◆ **GIVEN TASK**: Omit every picture and return the rest of the data unaltered.

◆ **PROVIDED DATA**:
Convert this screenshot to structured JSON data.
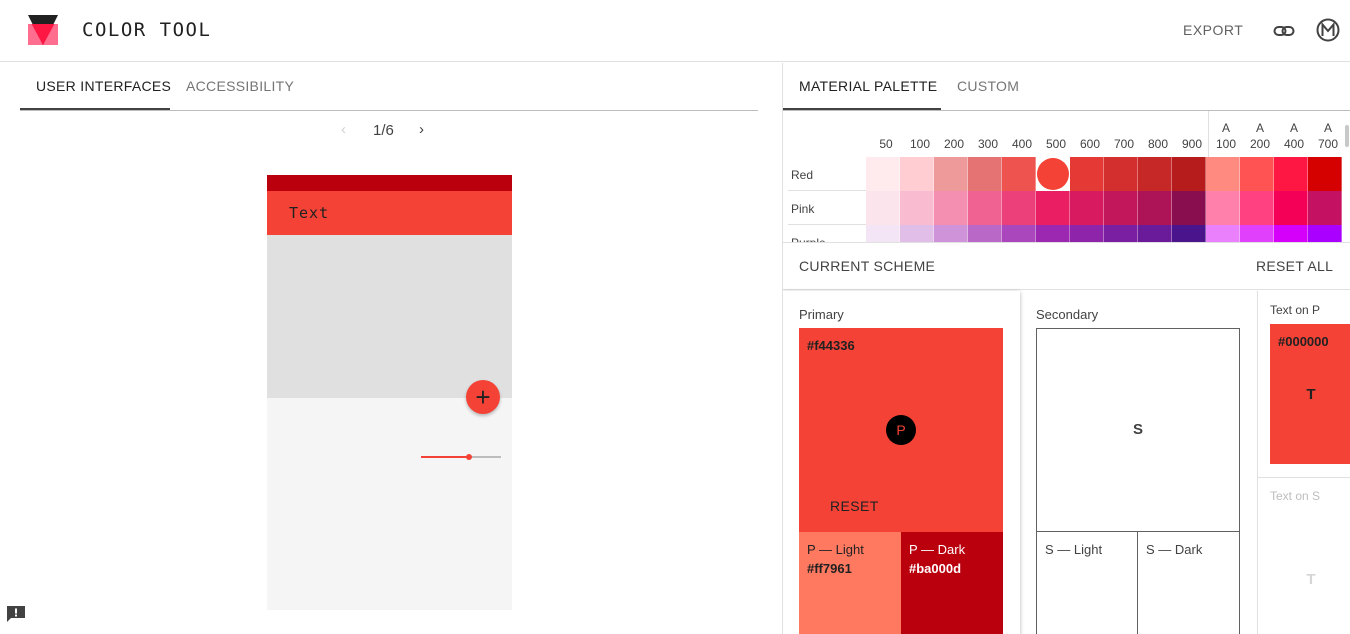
{
  "app": {
    "title": "COLOR TOOL",
    "export_label": "EXPORT",
    "icons": {
      "logo": "color-tool-logo",
      "link": "link-icon",
      "material": "material-m-icon",
      "feedback": "feedback-icon"
    }
  },
  "left": {
    "tabs": [
      {
        "label": "USER INTERFACES",
        "active": true
      },
      {
        "label": "ACCESSIBILITY",
        "active": false
      }
    ],
    "pager": {
      "prev": "‹",
      "label": "1/6",
      "next": "›"
    },
    "preview": {
      "toolbar_text": "Text",
      "fab_label": "+",
      "slider_value": 0.6,
      "colors": {
        "status": "#ba000d",
        "toolbar": "#f44336",
        "image": "#e0e0e0",
        "surface": "#f5f5f5",
        "fab": "#f44336"
      }
    }
  },
  "right": {
    "tabs": [
      {
        "label": "MATERIAL PALETTE",
        "active": true
      },
      {
        "label": "CUSTOM",
        "active": false
      }
    ],
    "palette": {
      "shades": [
        {
          "l1": "",
          "l2": "50"
        },
        {
          "l1": "",
          "l2": "100"
        },
        {
          "l1": "",
          "l2": "200"
        },
        {
          "l1": "",
          "l2": "300"
        },
        {
          "l1": "",
          "l2": "400"
        },
        {
          "l1": "",
          "l2": "500"
        },
        {
          "l1": "",
          "l2": "600"
        },
        {
          "l1": "",
          "l2": "700"
        },
        {
          "l1": "",
          "l2": "800"
        },
        {
          "l1": "",
          "l2": "900"
        },
        {
          "l1": "A",
          "l2": "100"
        },
        {
          "l1": "A",
          "l2": "200"
        },
        {
          "l1": "A",
          "l2": "400"
        },
        {
          "l1": "A",
          "l2": "700"
        }
      ],
      "hues": [
        {
          "name": "Red",
          "colors": [
            "#ffebee",
            "#ffcdd2",
            "#ef9a9a",
            "#e57373",
            "#ef5350",
            "#f44336",
            "#e53935",
            "#d32f2f",
            "#c62828",
            "#b71c1c",
            "#ff8a80",
            "#ff5252",
            "#ff1744",
            "#d50000"
          ]
        },
        {
          "name": "Pink",
          "colors": [
            "#fce4ec",
            "#f8bbd0",
            "#f48fb1",
            "#f06292",
            "#ec407a",
            "#e91e63",
            "#d81b60",
            "#c2185b",
            "#ad1457",
            "#880e4f",
            "#ff80ab",
            "#ff4081",
            "#f50057",
            "#c51162"
          ]
        },
        {
          "name": "Purple",
          "colors": [
            "#f3e5f5",
            "#e1bee7",
            "#ce93d8",
            "#ba68c8",
            "#ab47bc",
            "#9c27b0",
            "#8e24aa",
            "#7b1fa2",
            "#6a1b9a",
            "#4a148c",
            "#ea80fc",
            "#e040fb",
            "#d500f9",
            "#aa00ff"
          ]
        }
      ],
      "selected": {
        "hue": 0,
        "shade": 5
      }
    },
    "scheme": {
      "title": "CURRENT SCHEME",
      "reset_all": "RESET ALL",
      "primary": {
        "label": "Primary",
        "hex": "#f44336",
        "badge": "P",
        "reset": "RESET",
        "light_label": "P — Light",
        "light_hex": "#ff7961",
        "dark_label": "P — Dark",
        "dark_hex": "#ba000d"
      },
      "secondary": {
        "label": "Secondary",
        "letter": "S",
        "light_label": "S — Light",
        "dark_label": "S — Dark"
      },
      "text_on_p": {
        "label": "Text on P",
        "hex": "#000000",
        "letter": "T"
      },
      "text_on_s": {
        "label": "Text on S",
        "letter": "T"
      }
    }
  }
}
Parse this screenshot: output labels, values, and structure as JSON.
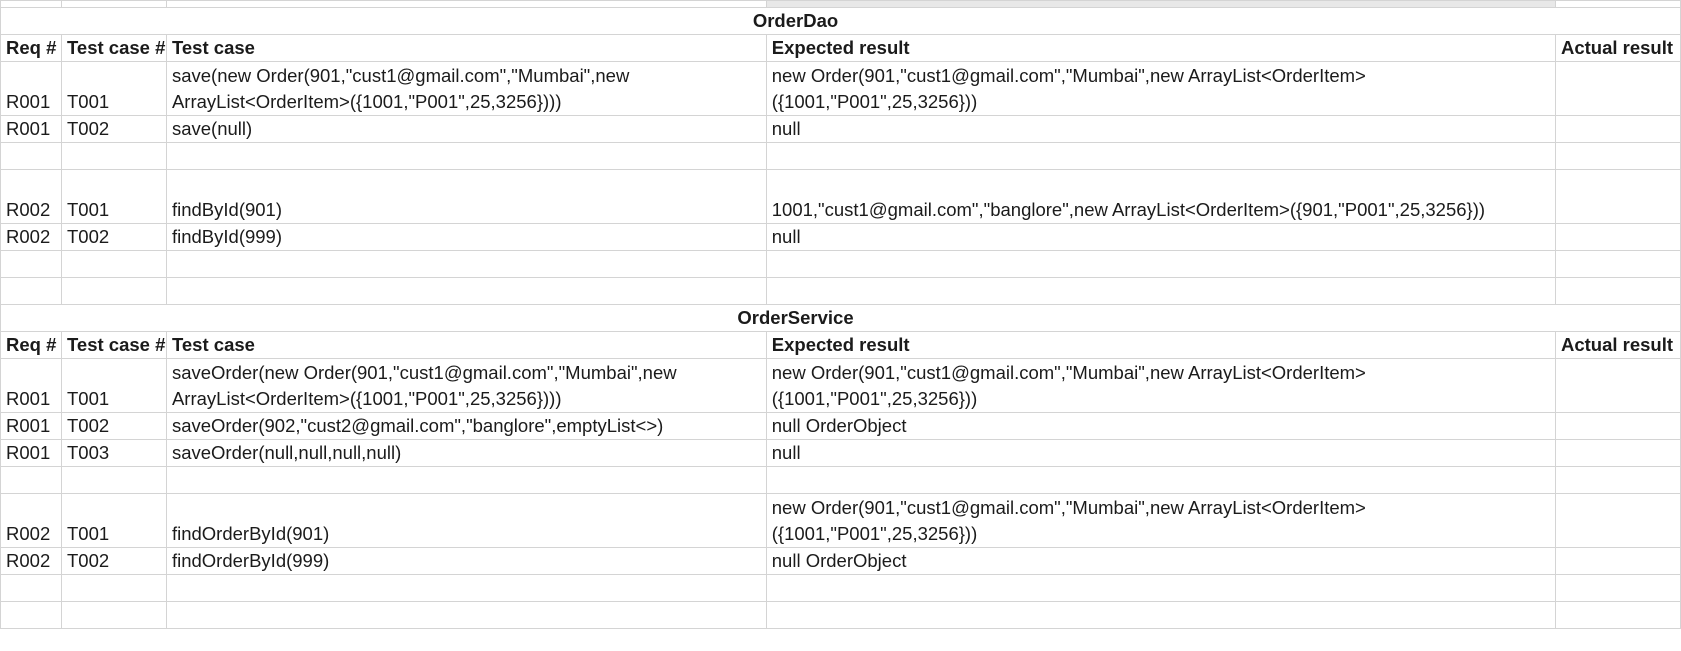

◆ **PROBLEM SOLUTION**:
Convert this screenshot to structured JSON data.
{
  "app": {
    "title": "COLOR TOOL",
    "export_label": "EXPORT",
    "icons": {
      "logo": "color-tool-logo",
      "link": "link-icon",
      "material": "material-m-icon",
      "feedback": "feedback-icon"
    }
  },
  "left": {
    "tabs": [
      {
        "label": "USER INTERFACES",
        "active": true
      },
      {
        "label": "ACCESSIBILITY",
        "active": false
      }
    ],
    "pager": {
      "prev": "‹",
      "label": "1/6",
      "next": "›"
    },
    "preview": {
      "toolbar_text": "Text",
      "fab_label": "+",
      "slider_value": 0.6,
      "colors": {
        "status": "#ba000d",
        "toolbar": "#f44336",
        "image": "#e0e0e0",
        "surface": "#f5f5f5",
        "fab": "#f44336"
      }
    }
  },
  "right": {
    "tabs": [
      {
        "label": "MATERIAL PALETTE",
        "active": true
      },
      {
        "label": "CUSTOM",
        "active": false
      }
    ],
    "palette": {
      "shades": [
        {
          "l1": "",
          "l2": "50"
        },
        {
          "l1": "",
          "l2": "100"
        },
        {
          "l1": "",
          "l2": "200"
        },
        {
          "l1": "",
          "l2": "300"
        },
        {
          "l1": "",
          "l2": "400"
        },
        {
          "l1": "",
          "l2": "500"
        },
        {
          "l1": "",
          "l2": "600"
        },
        {
          "l1": "",
          "l2": "700"
        },
        {
          "l1": "",
          "l2": "800"
        },
        {
          "l1": "",
          "l2": "900"
        },
        {
          "l1": "A",
          "l2": "100"
        },
        {
          "l1": "A",
          "l2": "200"
        },
        {
          "l1": "A",
          "l2": "400"
        },
        {
          "l1": "A",
          "l2": "700"
        }
      ],
      "hues": [
        {
          "name": "Red",
          "colors": [
            "#ffebee",
            "#ffcdd2",
            "#ef9a9a",
            "#e57373",
            "#ef5350",
            "#f44336",
            "#e53935",
            "#d32f2f",
            "#c62828",
            "#b71c1c",
            "#ff8a80",
            "#ff5252",
            "#ff1744",
            "#d50000"
          ]
        },
        {
          "name": "Pink",
          "colors": [
            "#fce4ec",
            "#f8bbd0",
            "#f48fb1",
            "#f06292",
            "#ec407a",
            "#e91e63",
            "#d81b60",
            "#c2185b",
            "#ad1457",
            "#880e4f",
            "#ff80ab",
            "#ff4081",
            "#f50057",
            "#c51162"
          ]
        },
        {
          "name": "Purple",
          "colors": [
            "#f3e5f5",
            "#e1bee7",
            "#ce93d8",
            "#ba68c8",
            "#ab47bc",
            "#9c27b0",
            "#8e24aa",
            "#7b1fa2",
            "#6a1b9a",
            "#4a148c",
            "#ea80fc",
            "#e040fb",
            "#d500f9",
            "#aa00ff"
          ]
        }
      ],
      "selected": {
        "hue": 0,
        "shade": 5
      }
    },
    "scheme": {
      "title": "CURRENT SCHEME",
      "reset_all": "RESET ALL",
      "primary": {
        "label": "Primary",
        "hex": "#f44336",
        "badge": "P",
        "reset": "RESET",
        "light_label": "P — Light",
        "light_hex": "#ff7961",
        "dark_label": "P — Dark",
        "dark_hex": "#ba000d"
      },
      "secondary": {
        "label": "Secondary",
        "letter": "S",
        "light_label": "S — Light",
        "dark_label": "S — Dark"
      },
      "text_on_p": {
        "label": "Text on P",
        "hex": "#000000",
        "letter": "T"
      },
      "text_on_s": {
        "label": "Text on S",
        "letter": "T"
      }
    }
  }
}
Parse this screenshot: output labels, values, and structure as JSON.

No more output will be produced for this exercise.